═══ Data section
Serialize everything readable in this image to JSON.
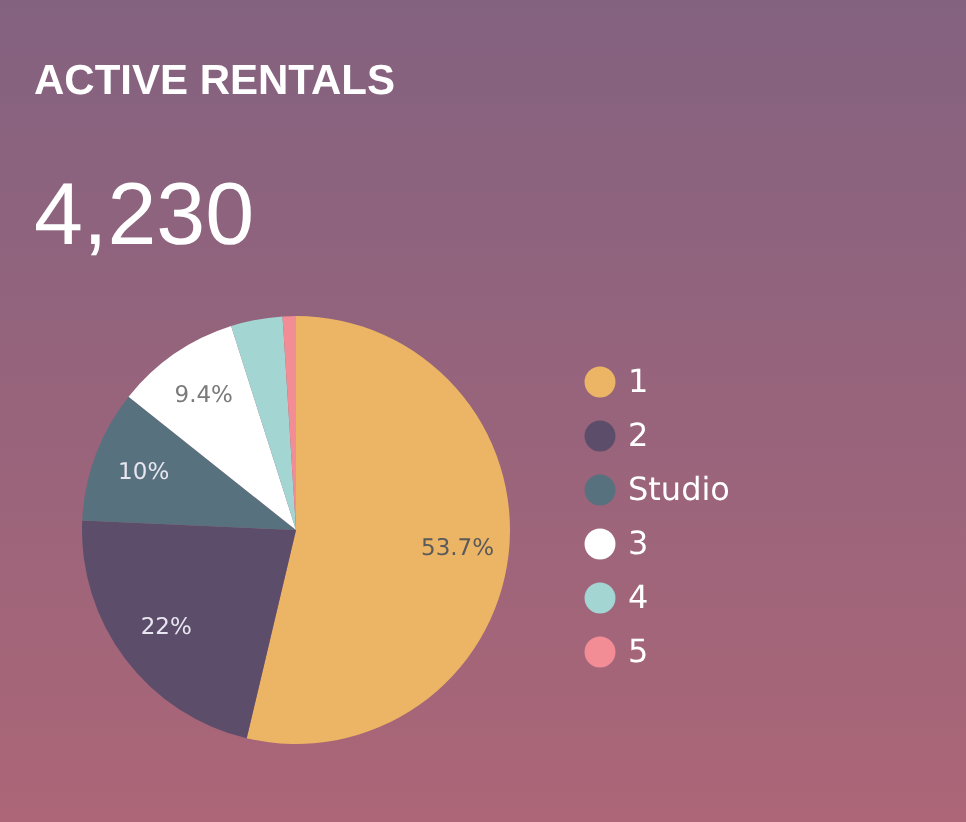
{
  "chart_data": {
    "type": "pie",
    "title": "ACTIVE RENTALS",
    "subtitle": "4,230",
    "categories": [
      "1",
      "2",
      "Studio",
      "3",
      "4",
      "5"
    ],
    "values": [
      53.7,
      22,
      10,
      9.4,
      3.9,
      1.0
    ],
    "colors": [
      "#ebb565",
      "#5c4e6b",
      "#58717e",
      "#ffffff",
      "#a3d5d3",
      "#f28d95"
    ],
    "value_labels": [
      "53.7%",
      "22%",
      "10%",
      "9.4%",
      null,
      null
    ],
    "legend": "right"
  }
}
══════
Repeat the lines above exactly, and keep every picture out.

Serialize everything readable in this image to JSON.
{
  "chart_data": {
    "type": "pie",
    "title": "ACTIVE RENTALS",
    "subtitle": "4,230",
    "categories": [
      "1",
      "2",
      "Studio",
      "3",
      "4",
      "5"
    ],
    "values": [
      53.7,
      22,
      10,
      9.4,
      3.9,
      1.0
    ],
    "colors": [
      "#ebb565",
      "#5c4e6b",
      "#58717e",
      "#ffffff",
      "#a3d5d3",
      "#f28d95"
    ],
    "value_labels": [
      "53.7%",
      "22%",
      "10%",
      "9.4%",
      null,
      null
    ],
    "legend": "right"
  }
}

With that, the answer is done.